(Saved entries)
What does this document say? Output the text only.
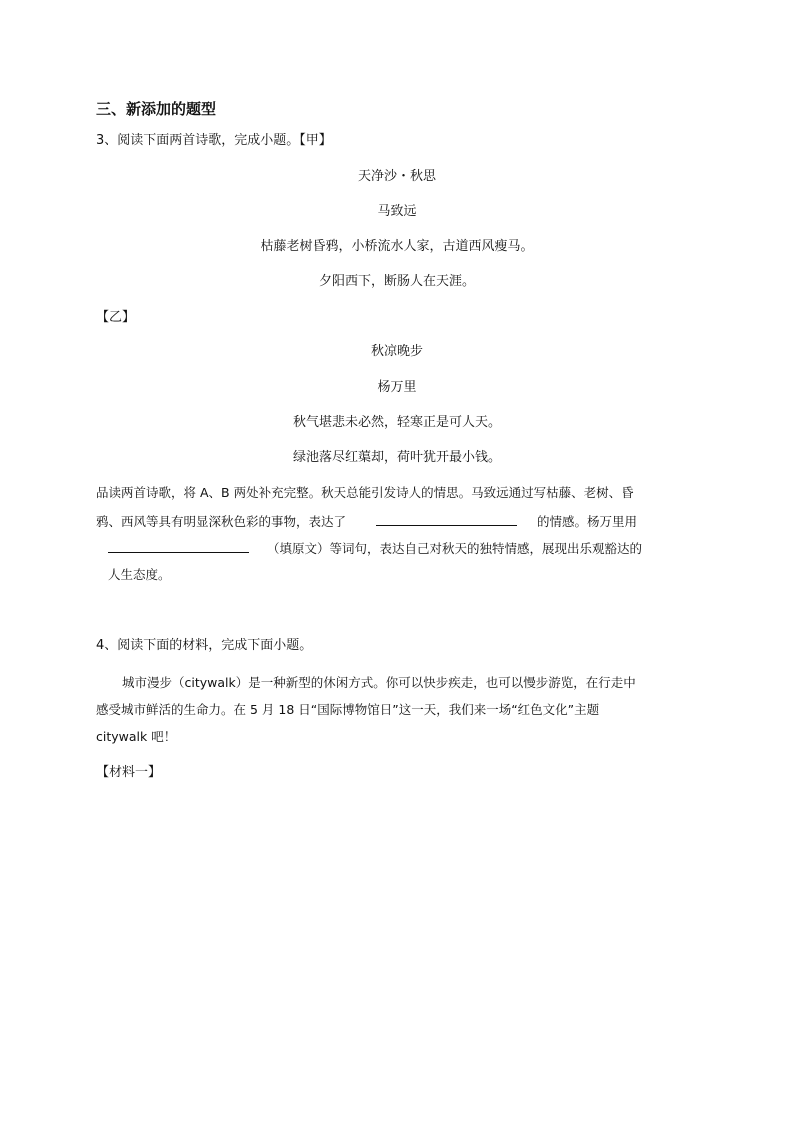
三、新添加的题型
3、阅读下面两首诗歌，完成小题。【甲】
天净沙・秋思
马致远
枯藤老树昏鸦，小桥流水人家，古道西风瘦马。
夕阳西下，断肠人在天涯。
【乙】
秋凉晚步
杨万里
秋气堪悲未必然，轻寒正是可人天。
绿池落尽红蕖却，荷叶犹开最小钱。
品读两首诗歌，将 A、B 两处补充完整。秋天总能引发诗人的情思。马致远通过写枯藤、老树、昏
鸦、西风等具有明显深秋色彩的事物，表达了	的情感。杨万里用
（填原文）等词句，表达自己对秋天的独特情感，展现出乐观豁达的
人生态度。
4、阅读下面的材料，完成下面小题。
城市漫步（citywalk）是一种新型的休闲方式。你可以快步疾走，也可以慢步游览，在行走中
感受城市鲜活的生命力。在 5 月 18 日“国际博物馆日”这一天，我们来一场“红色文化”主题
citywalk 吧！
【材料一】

● **What is required**:
Considering only the records above, state the number of lines that include the word "citywalk", with nothing added.

● **Exercise result**:
2